==== Input ====

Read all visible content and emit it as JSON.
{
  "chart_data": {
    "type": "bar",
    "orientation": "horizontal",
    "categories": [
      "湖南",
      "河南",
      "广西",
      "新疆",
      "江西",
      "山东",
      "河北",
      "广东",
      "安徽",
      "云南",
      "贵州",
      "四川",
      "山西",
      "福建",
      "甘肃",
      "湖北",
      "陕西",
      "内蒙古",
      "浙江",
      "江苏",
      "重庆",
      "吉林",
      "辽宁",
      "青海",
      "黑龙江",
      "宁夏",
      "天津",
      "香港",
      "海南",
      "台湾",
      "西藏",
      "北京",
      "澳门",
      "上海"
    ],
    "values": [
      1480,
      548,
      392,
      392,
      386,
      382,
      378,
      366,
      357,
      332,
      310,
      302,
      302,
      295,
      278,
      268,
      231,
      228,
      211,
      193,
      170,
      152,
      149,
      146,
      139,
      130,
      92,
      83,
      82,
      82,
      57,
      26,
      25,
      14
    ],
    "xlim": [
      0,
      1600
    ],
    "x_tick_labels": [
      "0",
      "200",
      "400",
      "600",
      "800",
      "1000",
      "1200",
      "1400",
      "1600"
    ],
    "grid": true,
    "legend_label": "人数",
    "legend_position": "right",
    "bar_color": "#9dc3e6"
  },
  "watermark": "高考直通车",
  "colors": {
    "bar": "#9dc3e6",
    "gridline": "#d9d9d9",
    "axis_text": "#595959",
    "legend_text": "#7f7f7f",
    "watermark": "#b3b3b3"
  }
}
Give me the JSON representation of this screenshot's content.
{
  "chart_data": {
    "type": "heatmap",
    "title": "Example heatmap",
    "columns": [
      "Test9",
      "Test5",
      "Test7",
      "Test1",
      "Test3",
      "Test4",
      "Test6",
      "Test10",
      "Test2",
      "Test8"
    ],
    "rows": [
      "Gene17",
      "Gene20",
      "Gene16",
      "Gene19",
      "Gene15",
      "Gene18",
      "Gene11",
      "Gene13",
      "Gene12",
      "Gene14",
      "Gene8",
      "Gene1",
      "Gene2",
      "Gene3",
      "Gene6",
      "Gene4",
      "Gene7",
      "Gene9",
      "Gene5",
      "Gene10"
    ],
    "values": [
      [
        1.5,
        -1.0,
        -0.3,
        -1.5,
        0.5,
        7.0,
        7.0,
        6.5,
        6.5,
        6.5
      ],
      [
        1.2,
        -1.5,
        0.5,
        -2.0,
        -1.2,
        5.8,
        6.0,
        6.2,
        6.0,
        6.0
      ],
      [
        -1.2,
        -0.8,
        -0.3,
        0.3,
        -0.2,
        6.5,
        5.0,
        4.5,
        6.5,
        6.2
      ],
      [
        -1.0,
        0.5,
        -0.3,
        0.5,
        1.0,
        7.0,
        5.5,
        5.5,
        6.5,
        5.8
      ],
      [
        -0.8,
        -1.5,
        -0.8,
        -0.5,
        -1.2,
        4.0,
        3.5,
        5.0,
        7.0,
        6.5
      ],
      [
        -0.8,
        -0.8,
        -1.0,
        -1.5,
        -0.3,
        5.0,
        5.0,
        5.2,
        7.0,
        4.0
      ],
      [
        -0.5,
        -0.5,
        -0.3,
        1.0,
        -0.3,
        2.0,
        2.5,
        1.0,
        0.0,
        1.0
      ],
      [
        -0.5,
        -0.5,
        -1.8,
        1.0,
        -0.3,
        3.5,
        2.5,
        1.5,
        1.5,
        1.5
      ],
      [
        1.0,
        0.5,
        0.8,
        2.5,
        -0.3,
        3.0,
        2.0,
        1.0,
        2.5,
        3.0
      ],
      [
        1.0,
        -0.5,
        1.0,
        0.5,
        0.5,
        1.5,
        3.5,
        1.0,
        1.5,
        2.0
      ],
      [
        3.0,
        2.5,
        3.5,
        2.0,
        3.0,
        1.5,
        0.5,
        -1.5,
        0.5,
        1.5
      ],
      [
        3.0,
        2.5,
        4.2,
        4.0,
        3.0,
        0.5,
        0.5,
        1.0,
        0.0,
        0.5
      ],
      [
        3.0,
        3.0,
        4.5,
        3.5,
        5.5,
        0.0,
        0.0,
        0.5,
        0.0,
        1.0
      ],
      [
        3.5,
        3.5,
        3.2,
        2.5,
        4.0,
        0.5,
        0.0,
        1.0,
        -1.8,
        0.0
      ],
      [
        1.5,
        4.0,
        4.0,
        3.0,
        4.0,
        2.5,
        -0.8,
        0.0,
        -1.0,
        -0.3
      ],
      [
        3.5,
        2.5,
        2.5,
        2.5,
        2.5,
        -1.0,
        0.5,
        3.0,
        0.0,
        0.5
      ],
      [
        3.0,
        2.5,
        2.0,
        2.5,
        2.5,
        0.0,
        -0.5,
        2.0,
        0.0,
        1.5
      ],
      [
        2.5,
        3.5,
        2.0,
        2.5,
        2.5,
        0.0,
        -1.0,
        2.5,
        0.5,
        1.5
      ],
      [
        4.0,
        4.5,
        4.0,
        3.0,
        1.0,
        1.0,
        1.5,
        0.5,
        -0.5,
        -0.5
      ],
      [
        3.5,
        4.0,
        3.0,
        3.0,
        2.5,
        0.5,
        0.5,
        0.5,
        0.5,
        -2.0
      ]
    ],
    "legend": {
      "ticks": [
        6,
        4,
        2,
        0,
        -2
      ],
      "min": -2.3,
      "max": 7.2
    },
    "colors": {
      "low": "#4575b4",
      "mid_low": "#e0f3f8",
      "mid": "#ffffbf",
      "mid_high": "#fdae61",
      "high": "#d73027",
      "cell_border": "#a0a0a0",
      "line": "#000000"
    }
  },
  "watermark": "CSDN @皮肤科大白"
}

====

**The problem:** Retype every record above exactly as written.

**Written answer:**
Read all visible content and emit it as JSON.
{
  "chart_data": {
    "type": "bar",
    "orientation": "horizontal",
    "categories": [
      "湖南",
      "河南",
      "广西",
      "新疆",
      "江西",
      "山东",
      "河北",
      "广东",
      "安徽",
      "云南",
      "贵州",
      "四川",
      "山西",
      "福建",
      "甘肃",
      "湖北",
      "陕西",
      "内蒙古",
      "浙江",
      "江苏",
      "重庆",
      "吉林",
      "辽宁",
      "青海",
      "黑龙江",
      "宁夏",
      "天津",
      "香港",
      "海南",
      "台湾",
      "西藏",
      "北京",
      "澳门",
      "上海"
    ],
    "values": [
      1480,
      548,
      392,
      392,
      386,
      382,
      378,
      366,
      357,
      332,
      310,
      302,
      302,
      295,
      278,
      268,
      231,
      228,
      211,
      193,
      170,
      152,
      149,
      146,
      139,
      130,
      92,
      83,
      82,
      82,
      57,
      26,
      25,
      14
    ],
    "xlim": [
      0,
      1600
    ],
    "x_tick_labels": [
      "0",
      "200",
      "400",
      "600",
      "800",
      "1000",
      "1200",
      "1400",
      "1600"
    ],
    "grid": true,
    "legend_label": "人数",
    "legend_position": "right",
    "bar_color": "#9dc3e6"
  },
  "watermark": "高考直通车",
  "colors": {
    "bar": "#9dc3e6",
    "gridline": "#d9d9d9",
    "axis_text": "#595959",
    "legend_text": "#7f7f7f",
    "watermark": "#b3b3b3"
  }
}
Give me the JSON representation of this screenshot's content.
{
  "chart_data": {
    "type": "heatmap",
    "title": "Example heatmap",
    "columns": [
      "Test9",
      "Test5",
      "Test7",
      "Test1",
      "Test3",
      "Test4",
      "Test6",
      "Test10",
      "Test2",
      "Test8"
    ],
    "rows": [
      "Gene17",
      "Gene20",
      "Gene16",
      "Gene19",
      "Gene15",
      "Gene18",
      "Gene11",
      "Gene13",
      "Gene12",
      "Gene14",
      "Gene8",
      "Gene1",
      "Gene2",
      "Gene3",
      "Gene6",
      "Gene4",
      "Gene7",
      "Gene9",
      "Gene5",
      "Gene10"
    ],
    "values": [
      [
        1.5,
        -1.0,
        -0.3,
        -1.5,
        0.5,
        7.0,
        7.0,
        6.5,
        6.5,
        6.5
      ],
      [
        1.2,
        -1.5,
        0.5,
        -2.0,
        -1.2,
        5.8,
        6.0,
        6.2,
        6.0,
        6.0
      ],
      [
        -1.2,
        -0.8,
        -0.3,
        0.3,
        -0.2,
        6.5,
        5.0,
        4.5,
        6.5,
        6.2
      ],
      [
        -1.0,
        0.5,
        -0.3,
        0.5,
        1.0,
        7.0,
        5.5,
        5.5,
        6.5,
        5.8
      ],
      [
        -0.8,
        -1.5,
        -0.8,
        -0.5,
        -1.2,
        4.0,
        3.5,
        5.0,
        7.0,
        6.5
      ],
      [
        -0.8,
        -0.8,
        -1.0,
        -1.5,
        -0.3,
        5.0,
        5.0,
        5.2,
        7.0,
        4.0
      ],
      [
        -0.5,
        -0.5,
        -0.3,
        1.0,
        -0.3,
        2.0,
        2.5,
        1.0,
        0.0,
        1.0
      ],
      [
        -0.5,
        -0.5,
        -1.8,
        1.0,
        -0.3,
        3.5,
        2.5,
        1.5,
        1.5,
        1.5
      ],
      [
        1.0,
        0.5,
        0.8,
        2.5,
        -0.3,
        3.0,
        2.0,
        1.0,
        2.5,
        3.0
      ],
      [
        1.0,
        -0.5,
        1.0,
        0.5,
        0.5,
        1.5,
        3.5,
        1.0,
        1.5,
        2.0
      ],
      [
        3.0,
        2.5,
        3.5,
        2.0,
        3.0,
        1.5,
        0.5,
        -1.5,
        0.5,
        1.5
      ],
      [
        3.0,
        2.5,
        4.2,
        4.0,
        3.0,
        0.5,
        0.5,
        1.0,
        0.0,
        0.5
      ],
      [
        3.0,
        3.0,
        4.5,
        3.5,
        5.5,
        0.0,
        0.0,
        0.5,
        0.0,
        1.0
      ],
      [
        3.5,
        3.5,
        3.2,
        2.5,
        4.0,
        0.5,
        0.0,
        1.0,
        -1.8,
        0.0
      ],
      [
        1.5,
        4.0,
        4.0,
        3.0,
        4.0,
        2.5,
        -0.8,
        0.0,
        -1.0,
        -0.3
      ],
      [
        3.5,
        2.5,
        2.5,
        2.5,
        2.5,
        -1.0,
        0.5,
        3.0,
        0.0,
        0.5
      ],
      [
        3.0,
        2.5,
        2.0,
        2.5,
        2.5,
        0.0,
        -0.5,
        2.0,
        0.0,
        1.5
      ],
      [
        2.5,
        3.5,
        2.0,
        2.5,
        2.5,
        0.0,
        -1.0,
        2.5,
        0.5,
        1.5
      ],
      [
        4.0,
        4.5,
        4.0,
        3.0,
        1.0,
        1.0,
        1.5,
        0.5,
        -0.5,
        -0.5
      ],
      [
        3.5,
        4.0,
        3.0,
        3.0,
        2.5,
        0.5,
        0.5,
        0.5,
        0.5,
        -2.0
      ]
    ],
    "legend": {
      "ticks": [
        6,
        4,
        2,
        0,
        -2
      ],
      "min": -2.3,
      "max": 7.2
    },
    "colors": {
      "low": "#4575b4",
      "mid_low": "#e0f3f8",
      "mid": "#ffffbf",
      "mid_high": "#fdae61",
      "high": "#d73027",
      "cell_border": "#a0a0a0",
      "line": "#000000"
    }
  },
  "watermark": "CSDN @皮肤科大白"
}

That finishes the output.